1 Cor 3, 9-11. 16-17

Hermanos: Ustedes son la casa que Dios edifica. Yo, por mi parte, correspondiendo al don que Dios me ha concedido, como un buen arquitecto, he puesto los cimientos; pero es otro quien construye sobre ellos. Que cada uno se fije cómo va construyendo. Desde luego, el único cimiento válido es Jesucristo y nadie puede poner otro distinto.

¿No saben acaso ustedes que son el templo de Dios y que el Espíritu de Dios habita en ustedes? Quien destruye el templo de Dios, será destruido por Dios, porque el templo de Dios es santo y ustedes son ese templo.

=== FILAS DE DATOS ===
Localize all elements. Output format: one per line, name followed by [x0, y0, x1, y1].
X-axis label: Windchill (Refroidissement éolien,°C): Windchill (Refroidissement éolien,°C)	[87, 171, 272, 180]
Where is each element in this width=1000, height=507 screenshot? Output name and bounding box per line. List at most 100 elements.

* * *

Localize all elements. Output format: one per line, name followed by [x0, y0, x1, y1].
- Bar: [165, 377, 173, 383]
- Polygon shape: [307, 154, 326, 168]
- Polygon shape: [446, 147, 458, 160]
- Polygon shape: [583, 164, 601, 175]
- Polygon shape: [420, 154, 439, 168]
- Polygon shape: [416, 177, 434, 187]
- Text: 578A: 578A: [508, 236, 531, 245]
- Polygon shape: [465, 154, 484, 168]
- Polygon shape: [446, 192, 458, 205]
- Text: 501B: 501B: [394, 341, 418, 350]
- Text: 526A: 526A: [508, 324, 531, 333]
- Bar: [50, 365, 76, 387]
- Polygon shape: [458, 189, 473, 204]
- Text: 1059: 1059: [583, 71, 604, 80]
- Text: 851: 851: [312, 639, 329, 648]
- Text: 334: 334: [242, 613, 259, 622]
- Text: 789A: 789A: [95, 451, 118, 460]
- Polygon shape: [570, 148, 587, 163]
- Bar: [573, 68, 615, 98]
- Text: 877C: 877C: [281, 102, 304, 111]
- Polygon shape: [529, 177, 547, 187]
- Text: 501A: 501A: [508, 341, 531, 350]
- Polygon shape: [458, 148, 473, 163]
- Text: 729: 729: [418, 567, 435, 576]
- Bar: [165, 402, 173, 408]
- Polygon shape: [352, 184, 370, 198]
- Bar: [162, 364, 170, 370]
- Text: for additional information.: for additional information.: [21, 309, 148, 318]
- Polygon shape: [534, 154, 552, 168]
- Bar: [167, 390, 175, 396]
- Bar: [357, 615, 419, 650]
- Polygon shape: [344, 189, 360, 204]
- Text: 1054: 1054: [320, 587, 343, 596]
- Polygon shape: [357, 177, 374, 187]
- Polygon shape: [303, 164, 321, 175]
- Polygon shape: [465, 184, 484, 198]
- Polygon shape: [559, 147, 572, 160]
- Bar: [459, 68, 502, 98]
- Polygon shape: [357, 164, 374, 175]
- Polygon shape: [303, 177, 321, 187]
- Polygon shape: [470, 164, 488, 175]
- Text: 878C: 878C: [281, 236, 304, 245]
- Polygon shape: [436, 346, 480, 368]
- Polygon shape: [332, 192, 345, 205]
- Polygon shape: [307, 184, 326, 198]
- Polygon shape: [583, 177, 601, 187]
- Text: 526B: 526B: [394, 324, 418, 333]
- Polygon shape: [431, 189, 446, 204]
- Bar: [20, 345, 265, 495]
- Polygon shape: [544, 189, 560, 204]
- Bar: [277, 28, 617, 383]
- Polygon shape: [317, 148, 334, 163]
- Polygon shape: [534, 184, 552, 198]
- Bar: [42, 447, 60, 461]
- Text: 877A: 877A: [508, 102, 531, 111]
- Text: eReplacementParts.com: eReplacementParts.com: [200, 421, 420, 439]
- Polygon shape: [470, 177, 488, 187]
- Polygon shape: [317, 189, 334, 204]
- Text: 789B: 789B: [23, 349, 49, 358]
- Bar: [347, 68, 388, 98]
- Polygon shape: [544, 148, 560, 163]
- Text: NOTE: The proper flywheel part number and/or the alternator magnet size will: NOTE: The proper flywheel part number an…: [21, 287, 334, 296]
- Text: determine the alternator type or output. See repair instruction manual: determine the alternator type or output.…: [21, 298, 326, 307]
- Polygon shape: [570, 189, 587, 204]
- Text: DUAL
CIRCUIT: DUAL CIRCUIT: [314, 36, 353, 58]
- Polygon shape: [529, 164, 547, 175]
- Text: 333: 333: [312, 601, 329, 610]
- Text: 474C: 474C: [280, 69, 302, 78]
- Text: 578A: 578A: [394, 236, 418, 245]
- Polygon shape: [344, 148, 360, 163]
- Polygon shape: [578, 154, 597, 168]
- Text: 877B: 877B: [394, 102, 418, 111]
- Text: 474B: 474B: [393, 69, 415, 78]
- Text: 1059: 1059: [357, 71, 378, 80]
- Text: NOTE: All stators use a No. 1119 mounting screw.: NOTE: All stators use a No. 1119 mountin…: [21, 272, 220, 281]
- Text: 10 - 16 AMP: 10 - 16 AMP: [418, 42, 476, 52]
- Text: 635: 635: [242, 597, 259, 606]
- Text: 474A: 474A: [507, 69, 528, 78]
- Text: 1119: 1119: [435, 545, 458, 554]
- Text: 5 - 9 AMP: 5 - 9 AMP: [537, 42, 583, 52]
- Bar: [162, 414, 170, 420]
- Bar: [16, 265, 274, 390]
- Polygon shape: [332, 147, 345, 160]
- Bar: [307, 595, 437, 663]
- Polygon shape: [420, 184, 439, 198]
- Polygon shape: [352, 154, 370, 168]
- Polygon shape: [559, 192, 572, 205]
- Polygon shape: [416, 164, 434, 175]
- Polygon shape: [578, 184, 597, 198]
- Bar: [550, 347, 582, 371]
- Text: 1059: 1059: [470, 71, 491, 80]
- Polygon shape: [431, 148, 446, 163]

=== QUÉ HACER ===
Cita del fragmento para leer todo lo que va desde "1 Cor 3, 9-11." hasta "son ese templo.", sin cambiar nada.

=== RESPUESTA ESCRITA ===
1 Cor 3, 9-11. 16-17

Hermanos: Ustedes son la casa que Dios edifica. Yo, por mi parte, correspondiendo al don que Dios me ha concedido, como un buen arquitecto, he puesto los cimientos; pero es otro quien construye sobre ellos. Que cada uno se fije cómo va construyendo. Desde luego, el único cimiento válido es Jesucristo y nadie puede poner otro distinto.

¿No saben acaso ustedes que son el templo de Dios y que el Espíritu de Dios habita en ustedes? Quien destruye el templo de Dios, será destruido por Dios, porque el templo de Dios es santo y ustedes son ese templo.